* begin RAW DATA *

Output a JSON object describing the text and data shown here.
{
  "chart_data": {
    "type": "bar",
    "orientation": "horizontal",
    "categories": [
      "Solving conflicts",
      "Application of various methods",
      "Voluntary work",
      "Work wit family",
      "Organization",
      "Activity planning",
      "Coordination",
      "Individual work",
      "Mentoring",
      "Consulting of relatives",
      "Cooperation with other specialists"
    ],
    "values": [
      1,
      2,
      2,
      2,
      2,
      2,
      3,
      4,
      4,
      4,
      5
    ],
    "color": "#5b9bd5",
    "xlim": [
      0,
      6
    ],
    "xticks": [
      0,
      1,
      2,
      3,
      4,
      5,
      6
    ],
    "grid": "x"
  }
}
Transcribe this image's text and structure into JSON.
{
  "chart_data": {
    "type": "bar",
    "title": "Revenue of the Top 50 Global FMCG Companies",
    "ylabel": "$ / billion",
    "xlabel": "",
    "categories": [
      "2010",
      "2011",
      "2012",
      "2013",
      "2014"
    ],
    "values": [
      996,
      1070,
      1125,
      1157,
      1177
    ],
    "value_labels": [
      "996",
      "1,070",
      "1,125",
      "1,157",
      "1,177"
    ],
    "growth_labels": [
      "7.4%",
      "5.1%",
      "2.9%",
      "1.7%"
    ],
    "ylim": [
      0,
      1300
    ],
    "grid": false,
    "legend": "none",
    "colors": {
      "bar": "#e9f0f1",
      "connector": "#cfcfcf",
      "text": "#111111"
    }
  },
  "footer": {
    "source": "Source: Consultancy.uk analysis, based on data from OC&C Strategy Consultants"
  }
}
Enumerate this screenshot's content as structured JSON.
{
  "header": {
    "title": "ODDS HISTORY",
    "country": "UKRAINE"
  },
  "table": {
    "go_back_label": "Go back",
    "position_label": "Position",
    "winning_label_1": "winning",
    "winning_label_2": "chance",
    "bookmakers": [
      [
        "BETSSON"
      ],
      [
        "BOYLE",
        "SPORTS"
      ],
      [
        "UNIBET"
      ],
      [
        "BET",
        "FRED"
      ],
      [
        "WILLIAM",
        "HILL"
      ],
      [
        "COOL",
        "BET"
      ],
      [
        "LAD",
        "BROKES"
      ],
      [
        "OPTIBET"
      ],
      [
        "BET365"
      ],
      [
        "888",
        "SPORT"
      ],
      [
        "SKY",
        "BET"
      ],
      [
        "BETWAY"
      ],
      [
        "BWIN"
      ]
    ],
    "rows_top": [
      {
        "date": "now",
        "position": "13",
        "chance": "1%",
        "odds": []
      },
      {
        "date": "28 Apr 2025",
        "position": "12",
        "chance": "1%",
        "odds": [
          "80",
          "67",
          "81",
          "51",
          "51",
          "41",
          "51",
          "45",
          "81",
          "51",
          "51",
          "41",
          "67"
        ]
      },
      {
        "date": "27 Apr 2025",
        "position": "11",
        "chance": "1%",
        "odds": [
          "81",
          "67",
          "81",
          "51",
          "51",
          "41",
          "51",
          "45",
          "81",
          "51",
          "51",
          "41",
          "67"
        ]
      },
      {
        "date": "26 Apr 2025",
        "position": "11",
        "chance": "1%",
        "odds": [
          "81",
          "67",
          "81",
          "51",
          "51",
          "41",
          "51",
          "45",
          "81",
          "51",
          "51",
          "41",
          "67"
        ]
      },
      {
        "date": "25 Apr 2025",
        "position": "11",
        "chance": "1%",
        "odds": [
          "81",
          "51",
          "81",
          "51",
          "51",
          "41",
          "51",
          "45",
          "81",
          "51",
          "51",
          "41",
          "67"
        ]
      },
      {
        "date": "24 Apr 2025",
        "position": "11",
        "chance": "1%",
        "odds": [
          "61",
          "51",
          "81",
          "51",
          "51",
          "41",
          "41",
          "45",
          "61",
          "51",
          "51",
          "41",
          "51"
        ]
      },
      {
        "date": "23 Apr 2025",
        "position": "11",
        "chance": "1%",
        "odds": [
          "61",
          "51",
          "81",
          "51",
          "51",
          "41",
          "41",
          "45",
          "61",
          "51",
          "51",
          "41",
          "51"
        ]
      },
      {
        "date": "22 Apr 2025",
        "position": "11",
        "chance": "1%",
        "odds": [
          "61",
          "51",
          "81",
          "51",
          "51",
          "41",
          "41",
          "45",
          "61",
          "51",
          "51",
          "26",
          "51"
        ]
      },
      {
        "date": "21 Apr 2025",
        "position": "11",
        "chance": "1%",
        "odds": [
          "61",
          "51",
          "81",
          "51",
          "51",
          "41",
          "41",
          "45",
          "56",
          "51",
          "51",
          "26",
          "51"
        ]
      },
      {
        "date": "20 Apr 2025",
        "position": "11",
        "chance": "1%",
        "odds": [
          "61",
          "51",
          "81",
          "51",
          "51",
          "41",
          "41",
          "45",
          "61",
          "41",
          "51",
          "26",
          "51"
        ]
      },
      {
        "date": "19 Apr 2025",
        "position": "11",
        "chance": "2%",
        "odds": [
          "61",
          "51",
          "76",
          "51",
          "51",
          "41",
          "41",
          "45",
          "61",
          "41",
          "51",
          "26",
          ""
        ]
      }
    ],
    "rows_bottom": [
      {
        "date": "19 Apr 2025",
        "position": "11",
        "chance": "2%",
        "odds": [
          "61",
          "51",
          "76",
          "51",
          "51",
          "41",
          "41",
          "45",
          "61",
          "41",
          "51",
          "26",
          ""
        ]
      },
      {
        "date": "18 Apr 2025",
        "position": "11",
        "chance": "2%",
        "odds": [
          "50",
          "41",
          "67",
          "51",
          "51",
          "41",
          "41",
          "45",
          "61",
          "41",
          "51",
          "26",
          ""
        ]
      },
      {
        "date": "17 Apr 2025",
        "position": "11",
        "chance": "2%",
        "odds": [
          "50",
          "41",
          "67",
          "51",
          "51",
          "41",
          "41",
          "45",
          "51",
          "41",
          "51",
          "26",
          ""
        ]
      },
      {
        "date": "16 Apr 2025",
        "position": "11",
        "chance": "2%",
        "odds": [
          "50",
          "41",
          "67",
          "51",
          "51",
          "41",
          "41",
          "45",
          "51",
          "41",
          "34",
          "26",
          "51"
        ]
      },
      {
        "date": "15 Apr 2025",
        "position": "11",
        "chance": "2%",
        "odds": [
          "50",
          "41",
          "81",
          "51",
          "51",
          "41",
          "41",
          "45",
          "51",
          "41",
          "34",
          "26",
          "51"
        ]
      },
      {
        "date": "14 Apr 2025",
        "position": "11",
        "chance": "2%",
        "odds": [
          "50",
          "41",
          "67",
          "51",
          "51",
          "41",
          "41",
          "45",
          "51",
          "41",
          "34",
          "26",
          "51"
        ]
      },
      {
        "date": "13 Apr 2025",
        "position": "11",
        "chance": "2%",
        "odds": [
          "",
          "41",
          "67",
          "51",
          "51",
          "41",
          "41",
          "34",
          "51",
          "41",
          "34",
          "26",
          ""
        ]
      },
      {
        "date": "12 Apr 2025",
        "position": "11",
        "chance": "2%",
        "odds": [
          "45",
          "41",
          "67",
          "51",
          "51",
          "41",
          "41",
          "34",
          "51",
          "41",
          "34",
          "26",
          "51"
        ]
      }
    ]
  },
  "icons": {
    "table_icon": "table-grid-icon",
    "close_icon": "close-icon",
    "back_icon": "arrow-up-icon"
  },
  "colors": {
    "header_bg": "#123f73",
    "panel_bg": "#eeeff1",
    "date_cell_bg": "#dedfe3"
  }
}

* end RAW DATA *

> EXERCISE BRIEF
Copy every line exactly. Leave nothing out.

> TASK SOLUTION
Output a JSON object describing the text and data shown here.
{
  "chart_data": {
    "type": "bar",
    "orientation": "horizontal",
    "categories": [
      "Solving conflicts",
      "Application of various methods",
      "Voluntary work",
      "Work wit family",
      "Organization",
      "Activity planning",
      "Coordination",
      "Individual work",
      "Mentoring",
      "Consulting of relatives",
      "Cooperation with other specialists"
    ],
    "values": [
      1,
      2,
      2,
      2,
      2,
      2,
      3,
      4,
      4,
      4,
      5
    ],
    "color": "#5b9bd5",
    "xlim": [
      0,
      6
    ],
    "xticks": [
      0,
      1,
      2,
      3,
      4,
      5,
      6
    ],
    "grid": "x"
  }
}
Transcribe this image's text and structure into JSON.
{
  "chart_data": {
    "type": "bar",
    "title": "Revenue of the Top 50 Global FMCG Companies",
    "ylabel": "$ / billion",
    "xlabel": "",
    "categories": [
      "2010",
      "2011",
      "2012",
      "2013",
      "2014"
    ],
    "values": [
      996,
      1070,
      1125,
      1157,
      1177
    ],
    "value_labels": [
      "996",
      "1,070",
      "1,125",
      "1,157",
      "1,177"
    ],
    "growth_labels": [
      "7.4%",
      "5.1%",
      "2.9%",
      "1.7%"
    ],
    "ylim": [
      0,
      1300
    ],
    "grid": false,
    "legend": "none",
    "colors": {
      "bar": "#e9f0f1",
      "connector": "#cfcfcf",
      "text": "#111111"
    }
  },
  "footer": {
    "source": "Source: Consultancy.uk analysis, based on data from OC&C Strategy Consultants"
  }
}
Enumerate this screenshot's content as structured JSON.
{
  "header": {
    "title": "ODDS HISTORY",
    "country": "UKRAINE"
  },
  "table": {
    "go_back_label": "Go back",
    "position_label": "Position",
    "winning_label_1": "winning",
    "winning_label_2": "chance",
    "bookmakers": [
      [
        "BETSSON"
      ],
      [
        "BOYLE",
        "SPORTS"
      ],
      [
        "UNIBET"
      ],
      [
        "BET",
        "FRED"
      ],
      [
        "WILLIAM",
        "HILL"
      ],
      [
        "COOL",
        "BET"
      ],
      [
        "LAD",
        "BROKES"
      ],
      [
        "OPTIBET"
      ],
      [
        "BET365"
      ],
      [
        "888",
        "SPORT"
      ],
      [
        "SKY",
        "BET"
      ],
      [
        "BETWAY"
      ],
      [
        "BWIN"
      ]
    ],
    "rows_top": [
      {
        "date": "now",
        "position": "13",
        "chance": "1%",
        "odds": []
      },
      {
        "date": "28 Apr 2025",
        "position": "12",
        "chance": "1%",
        "odds": [
          "80",
          "67",
          "81",
          "51",
          "51",
          "41",
          "51",
          "45",
          "81",
          "51",
          "51",
          "41",
          "67"
        ]
      },
      {
        "date": "27 Apr 2025",
        "position": "11",
        "chance": "1%",
        "odds": [
          "81",
          "67",
          "81",
          "51",
          "51",
          "41",
          "51",
          "45",
          "81",
          "51",
          "51",
          "41",
          "67"
        ]
      },
      {
        "date": "26 Apr 2025",
        "position": "11",
        "chance": "1%",
        "odds": [
          "81",
          "67",
          "81",
          "51",
          "51",
          "41",
          "51",
          "45",
          "81",
          "51",
          "51",
          "41",
          "67"
        ]
      },
      {
        "date": "25 Apr 2025",
        "position": "11",
        "chance": "1%",
        "odds": [
          "81",
          "51",
          "81",
          "51",
          "51",
          "41",
          "51",
          "45",
          "81",
          "51",
          "51",
          "41",
          "67"
        ]
      },
      {
        "date": "24 Apr 2025",
        "position": "11",
        "chance": "1%",
        "odds": [
          "61",
          "51",
          "81",
          "51",
          "51",
          "41",
          "41",
          "45",
          "61",
          "51",
          "51",
          "41",
          "51"
        ]
      },
      {
        "date": "23 Apr 2025",
        "position": "11",
        "chance": "1%",
        "odds": [
          "61",
          "51",
          "81",
          "51",
          "51",
          "41",
          "41",
          "45",
          "61",
          "51",
          "51",
          "41",
          "51"
        ]
      },
      {
        "date": "22 Apr 2025",
        "position": "11",
        "chance": "1%",
        "odds": [
          "61",
          "51",
          "81",
          "51",
          "51",
          "41",
          "41",
          "45",
          "61",
          "51",
          "51",
          "26",
          "51"
        ]
      },
      {
        "date": "21 Apr 2025",
        "position": "11",
        "chance": "1%",
        "odds": [
          "61",
          "51",
          "81",
          "51",
          "51",
          "41",
          "41",
          "45",
          "56",
          "51",
          "51",
          "26",
          "51"
        ]
      },
      {
        "date": "20 Apr 2025",
        "position": "11",
        "chance": "1%",
        "odds": [
          "61",
          "51",
          "81",
          "51",
          "51",
          "41",
          "41",
          "45",
          "61",
          "41",
          "51",
          "26",
          "51"
        ]
      },
      {
        "date": "19 Apr 2025",
        "position": "11",
        "chance": "2%",
        "odds": [
          "61",
          "51",
          "76",
          "51",
          "51",
          "41",
          "41",
          "45",
          "61",
          "41",
          "51",
          "26",
          ""
        ]
      }
    ],
    "rows_bottom": [
      {
        "date": "19 Apr 2025",
        "position": "11",
        "chance": "2%",
        "odds": [
          "61",
          "51",
          "76",
          "51",
          "51",
          "41",
          "41",
          "45",
          "61",
          "41",
          "51",
          "26",
          ""
        ]
      },
      {
        "date": "18 Apr 2025",
        "position": "11",
        "chance": "2%",
        "odds": [
          "50",
          "41",
          "67",
          "51",
          "51",
          "41",
          "41",
          "45",
          "61",
          "41",
          "51",
          "26",
          ""
        ]
      },
      {
        "date": "17 Apr 2025",
        "position": "11",
        "chance": "2%",
        "odds": [
          "50",
          "41",
          "67",
          "51",
          "51",
          "41",
          "41",
          "45",
          "51",
          "41",
          "51",
          "26",
          ""
        ]
      },
      {
        "date": "16 Apr 2025",
        "position": "11",
        "chance": "2%",
        "odds": [
          "50",
          "41",
          "67",
          "51",
          "51",
          "41",
          "41",
          "45",
          "51",
          "41",
          "34",
          "26",
          "51"
        ]
      },
      {
        "date": "15 Apr 2025",
        "position": "11",
        "chance": "2%",
        "odds": [
          "50",
          "41",
          "81",
          "51",
          "51",
          "41",
          "41",
          "45",
          "51",
          "41",
          "34",
          "26",
          "51"
        ]
      },
      {
        "date": "14 Apr 2025",
        "position": "11",
        "chance": "2%",
        "odds": [
          "50",
          "41",
          "67",
          "51",
          "51",
          "41",
          "41",
          "45",
          "51",
          "41",
          "34",
          "26",
          "51"
        ]
      },
      {
        "date": "13 Apr 2025",
        "position": "11",
        "chance": "2%",
        "odds": [
          "",
          "41",
          "67",
          "51",
          "51",
          "41",
          "41",
          "34",
          "51",
          "41",
          "34",
          "26",
          ""
        ]
      },
      {
        "date": "12 Apr 2025",
        "position": "11",
        "chance": "2%",
        "odds": [
          "45",
          "41",
          "67",
          "51",
          "51",
          "41",
          "41",
          "34",
          "51",
          "41",
          "34",
          "26",
          "51"
        ]
      }
    ]
  },
  "icons": {
    "table_icon": "table-grid-icon",
    "close_icon": "close-icon",
    "back_icon": "arrow-up-icon"
  },
  "colors": {
    "header_bg": "#123f73",
    "panel_bg": "#eeeff1",
    "date_cell_bg": "#dedfe3"
  }
}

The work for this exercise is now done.